Render the records, from the start through the line containing "required-mark: * bbox=[309, 258, 315, 271]", as a Markdown table with two columns, Row for the row number and Entry for the line itself, leaving out any blank lines.

* [Records provided]:
◆ ◆ ◆ ◆
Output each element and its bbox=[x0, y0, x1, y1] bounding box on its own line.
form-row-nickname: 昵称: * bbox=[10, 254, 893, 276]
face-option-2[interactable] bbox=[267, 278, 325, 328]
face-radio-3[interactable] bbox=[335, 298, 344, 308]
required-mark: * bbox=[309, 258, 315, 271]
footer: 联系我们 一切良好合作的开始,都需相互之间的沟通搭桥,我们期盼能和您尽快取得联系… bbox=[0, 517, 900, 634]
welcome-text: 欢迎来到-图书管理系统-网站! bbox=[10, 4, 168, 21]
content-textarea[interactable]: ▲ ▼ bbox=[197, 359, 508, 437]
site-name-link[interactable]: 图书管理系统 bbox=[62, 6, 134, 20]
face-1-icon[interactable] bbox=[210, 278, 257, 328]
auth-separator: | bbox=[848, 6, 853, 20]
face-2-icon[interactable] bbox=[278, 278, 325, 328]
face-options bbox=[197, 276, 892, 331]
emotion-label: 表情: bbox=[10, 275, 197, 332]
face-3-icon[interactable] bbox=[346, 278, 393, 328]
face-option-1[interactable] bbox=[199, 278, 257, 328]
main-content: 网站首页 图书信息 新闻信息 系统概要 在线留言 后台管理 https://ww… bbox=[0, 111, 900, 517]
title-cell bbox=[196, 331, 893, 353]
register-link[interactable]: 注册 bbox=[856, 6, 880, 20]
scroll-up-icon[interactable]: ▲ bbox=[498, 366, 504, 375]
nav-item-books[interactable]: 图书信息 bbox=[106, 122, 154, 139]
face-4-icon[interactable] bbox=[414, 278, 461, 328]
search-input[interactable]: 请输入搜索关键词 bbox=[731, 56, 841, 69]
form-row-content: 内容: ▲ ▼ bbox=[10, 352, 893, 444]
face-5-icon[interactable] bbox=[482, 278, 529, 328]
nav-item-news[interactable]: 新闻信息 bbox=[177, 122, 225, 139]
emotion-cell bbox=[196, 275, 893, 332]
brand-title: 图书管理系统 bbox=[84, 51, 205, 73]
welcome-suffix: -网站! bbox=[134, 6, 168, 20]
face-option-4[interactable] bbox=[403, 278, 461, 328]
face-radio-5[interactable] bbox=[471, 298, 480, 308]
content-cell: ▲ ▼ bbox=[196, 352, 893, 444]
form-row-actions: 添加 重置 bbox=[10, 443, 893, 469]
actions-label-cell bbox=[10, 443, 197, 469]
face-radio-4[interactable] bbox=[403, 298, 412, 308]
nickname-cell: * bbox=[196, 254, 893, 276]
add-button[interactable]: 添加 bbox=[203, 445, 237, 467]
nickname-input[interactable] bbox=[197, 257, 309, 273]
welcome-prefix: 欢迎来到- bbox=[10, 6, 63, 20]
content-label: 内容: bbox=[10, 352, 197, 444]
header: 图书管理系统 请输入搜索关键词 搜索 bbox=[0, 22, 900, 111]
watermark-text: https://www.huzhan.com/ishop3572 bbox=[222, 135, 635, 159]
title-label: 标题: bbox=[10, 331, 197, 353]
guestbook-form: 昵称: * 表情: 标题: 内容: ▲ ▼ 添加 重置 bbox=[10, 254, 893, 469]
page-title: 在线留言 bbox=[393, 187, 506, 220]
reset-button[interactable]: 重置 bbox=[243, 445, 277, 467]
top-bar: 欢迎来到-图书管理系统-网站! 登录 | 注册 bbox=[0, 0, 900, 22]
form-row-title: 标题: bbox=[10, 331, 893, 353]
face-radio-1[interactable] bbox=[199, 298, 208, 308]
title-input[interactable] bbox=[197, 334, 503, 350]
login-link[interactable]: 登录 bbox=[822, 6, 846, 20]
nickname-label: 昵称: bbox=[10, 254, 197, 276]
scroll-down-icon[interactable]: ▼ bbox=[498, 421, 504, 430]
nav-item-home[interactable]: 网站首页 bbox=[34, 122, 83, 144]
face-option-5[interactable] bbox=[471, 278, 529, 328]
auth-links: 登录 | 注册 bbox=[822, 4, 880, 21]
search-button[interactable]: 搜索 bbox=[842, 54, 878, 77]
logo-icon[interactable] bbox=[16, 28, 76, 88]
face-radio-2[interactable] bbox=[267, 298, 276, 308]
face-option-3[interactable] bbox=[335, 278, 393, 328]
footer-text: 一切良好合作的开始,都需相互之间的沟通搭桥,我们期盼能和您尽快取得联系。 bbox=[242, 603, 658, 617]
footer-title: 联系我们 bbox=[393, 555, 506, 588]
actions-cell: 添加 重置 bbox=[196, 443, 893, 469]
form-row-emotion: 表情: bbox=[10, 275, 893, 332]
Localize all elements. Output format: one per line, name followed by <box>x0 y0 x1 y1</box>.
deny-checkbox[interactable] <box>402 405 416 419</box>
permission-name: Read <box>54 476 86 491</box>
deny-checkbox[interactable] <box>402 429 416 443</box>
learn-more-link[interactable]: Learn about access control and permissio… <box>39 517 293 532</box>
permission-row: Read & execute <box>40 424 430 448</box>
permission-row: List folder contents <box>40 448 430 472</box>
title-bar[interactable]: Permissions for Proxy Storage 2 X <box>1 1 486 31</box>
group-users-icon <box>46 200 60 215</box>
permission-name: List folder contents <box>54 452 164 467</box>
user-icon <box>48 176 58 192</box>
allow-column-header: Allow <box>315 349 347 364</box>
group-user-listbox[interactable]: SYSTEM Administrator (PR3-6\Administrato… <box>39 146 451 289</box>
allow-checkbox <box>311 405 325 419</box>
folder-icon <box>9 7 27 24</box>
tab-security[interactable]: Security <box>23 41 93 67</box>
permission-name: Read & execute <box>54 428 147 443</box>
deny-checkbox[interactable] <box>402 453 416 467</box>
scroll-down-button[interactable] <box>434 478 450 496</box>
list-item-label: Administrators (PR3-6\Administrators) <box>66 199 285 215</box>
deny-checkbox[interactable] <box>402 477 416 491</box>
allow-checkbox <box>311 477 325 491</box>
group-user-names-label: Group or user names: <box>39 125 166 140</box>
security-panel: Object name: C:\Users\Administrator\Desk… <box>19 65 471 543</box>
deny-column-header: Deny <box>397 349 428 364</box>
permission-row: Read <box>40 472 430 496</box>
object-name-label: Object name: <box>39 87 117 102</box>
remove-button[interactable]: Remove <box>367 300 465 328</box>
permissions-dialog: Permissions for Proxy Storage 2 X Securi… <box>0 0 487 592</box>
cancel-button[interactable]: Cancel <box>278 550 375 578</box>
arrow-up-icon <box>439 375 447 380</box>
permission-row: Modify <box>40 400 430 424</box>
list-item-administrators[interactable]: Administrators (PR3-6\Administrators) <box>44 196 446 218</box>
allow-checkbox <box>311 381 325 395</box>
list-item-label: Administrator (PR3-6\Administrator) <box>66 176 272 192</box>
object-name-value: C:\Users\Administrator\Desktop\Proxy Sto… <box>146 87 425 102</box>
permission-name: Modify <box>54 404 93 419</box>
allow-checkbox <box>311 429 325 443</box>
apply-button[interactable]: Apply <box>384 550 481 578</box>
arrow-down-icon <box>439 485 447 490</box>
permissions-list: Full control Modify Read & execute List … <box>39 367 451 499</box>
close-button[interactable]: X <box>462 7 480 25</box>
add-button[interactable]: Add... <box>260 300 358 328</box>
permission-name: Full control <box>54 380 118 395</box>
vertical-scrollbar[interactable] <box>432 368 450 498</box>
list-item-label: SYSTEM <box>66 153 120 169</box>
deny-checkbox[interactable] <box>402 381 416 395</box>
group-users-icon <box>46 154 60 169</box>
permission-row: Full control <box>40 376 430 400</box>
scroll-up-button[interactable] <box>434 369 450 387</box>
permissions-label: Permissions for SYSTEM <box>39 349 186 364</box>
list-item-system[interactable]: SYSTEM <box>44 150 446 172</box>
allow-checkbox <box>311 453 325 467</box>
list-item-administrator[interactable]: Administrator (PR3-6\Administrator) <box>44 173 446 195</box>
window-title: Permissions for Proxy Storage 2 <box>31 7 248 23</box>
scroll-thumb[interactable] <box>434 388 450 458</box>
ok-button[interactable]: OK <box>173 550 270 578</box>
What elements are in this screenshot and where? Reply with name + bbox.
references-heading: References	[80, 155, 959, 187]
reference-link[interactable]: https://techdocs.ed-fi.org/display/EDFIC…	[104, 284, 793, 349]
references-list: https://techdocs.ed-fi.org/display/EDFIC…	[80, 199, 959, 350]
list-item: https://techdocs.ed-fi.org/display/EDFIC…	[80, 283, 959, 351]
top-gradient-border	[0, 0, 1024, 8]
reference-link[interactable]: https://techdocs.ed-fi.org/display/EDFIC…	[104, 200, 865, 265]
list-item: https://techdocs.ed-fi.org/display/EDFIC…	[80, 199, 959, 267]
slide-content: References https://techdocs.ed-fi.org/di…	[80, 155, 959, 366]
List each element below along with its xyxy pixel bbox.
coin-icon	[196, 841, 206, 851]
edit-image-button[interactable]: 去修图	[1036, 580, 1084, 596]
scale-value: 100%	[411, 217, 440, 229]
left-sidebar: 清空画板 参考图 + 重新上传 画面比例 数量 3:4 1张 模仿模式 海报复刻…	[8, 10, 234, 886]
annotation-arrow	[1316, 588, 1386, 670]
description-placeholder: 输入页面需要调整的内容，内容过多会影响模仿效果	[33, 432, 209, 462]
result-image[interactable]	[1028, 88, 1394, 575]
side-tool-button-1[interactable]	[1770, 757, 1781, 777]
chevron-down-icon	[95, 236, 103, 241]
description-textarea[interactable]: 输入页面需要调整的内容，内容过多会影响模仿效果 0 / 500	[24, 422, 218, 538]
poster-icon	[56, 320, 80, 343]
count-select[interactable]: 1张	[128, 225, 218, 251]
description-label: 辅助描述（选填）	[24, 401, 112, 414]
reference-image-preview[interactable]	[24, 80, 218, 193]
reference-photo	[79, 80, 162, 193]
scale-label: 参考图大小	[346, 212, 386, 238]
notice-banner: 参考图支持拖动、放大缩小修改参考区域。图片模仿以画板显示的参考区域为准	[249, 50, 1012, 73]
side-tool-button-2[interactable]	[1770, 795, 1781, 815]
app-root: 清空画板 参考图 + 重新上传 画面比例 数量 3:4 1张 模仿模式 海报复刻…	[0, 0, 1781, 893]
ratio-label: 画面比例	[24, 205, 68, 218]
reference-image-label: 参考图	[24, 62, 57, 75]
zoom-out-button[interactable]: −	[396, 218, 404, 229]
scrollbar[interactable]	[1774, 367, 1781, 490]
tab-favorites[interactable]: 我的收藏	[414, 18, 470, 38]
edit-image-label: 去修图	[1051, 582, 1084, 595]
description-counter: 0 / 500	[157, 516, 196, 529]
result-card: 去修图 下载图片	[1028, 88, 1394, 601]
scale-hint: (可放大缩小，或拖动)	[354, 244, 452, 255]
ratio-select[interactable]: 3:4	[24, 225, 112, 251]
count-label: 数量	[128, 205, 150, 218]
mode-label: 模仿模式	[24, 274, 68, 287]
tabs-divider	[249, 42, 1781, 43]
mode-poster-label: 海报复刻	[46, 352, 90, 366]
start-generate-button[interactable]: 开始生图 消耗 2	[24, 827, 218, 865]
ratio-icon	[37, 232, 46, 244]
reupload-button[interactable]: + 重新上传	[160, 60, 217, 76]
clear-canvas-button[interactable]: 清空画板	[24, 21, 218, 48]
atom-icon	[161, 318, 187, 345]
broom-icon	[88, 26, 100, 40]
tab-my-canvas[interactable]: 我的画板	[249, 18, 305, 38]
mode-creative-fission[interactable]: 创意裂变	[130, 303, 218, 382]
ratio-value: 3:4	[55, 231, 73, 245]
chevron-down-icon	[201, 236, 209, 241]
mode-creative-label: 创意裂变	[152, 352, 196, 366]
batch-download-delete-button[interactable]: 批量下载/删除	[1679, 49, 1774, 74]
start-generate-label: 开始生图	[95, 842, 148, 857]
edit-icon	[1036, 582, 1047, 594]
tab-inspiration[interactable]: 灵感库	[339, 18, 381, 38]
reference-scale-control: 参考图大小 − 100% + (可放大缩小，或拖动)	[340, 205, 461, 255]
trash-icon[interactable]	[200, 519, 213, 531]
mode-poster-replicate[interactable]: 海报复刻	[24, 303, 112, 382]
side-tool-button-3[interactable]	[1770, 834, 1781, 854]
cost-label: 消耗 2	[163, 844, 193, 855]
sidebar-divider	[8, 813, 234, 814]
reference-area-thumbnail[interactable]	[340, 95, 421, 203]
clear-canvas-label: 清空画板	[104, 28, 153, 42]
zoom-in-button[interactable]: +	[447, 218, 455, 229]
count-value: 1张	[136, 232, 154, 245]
◆ ◆ ◆ ◆
* [The response]:
| Row | Entry |
|---|---|
| 1 | Output each element and its bbox=[x0, y0, x1, y1] bounding box on its own line. |
| 2 | form-row-nickname: 昵称: * bbox=[10, 254, 893, 276] |
| 3 | face-option-2[interactable] bbox=[267, 278, 325, 328] |
| 4 | face-radio-3[interactable] bbox=[335, 298, 344, 308] |
| 5 | required-mark: * bbox=[309, 258, 315, 271] |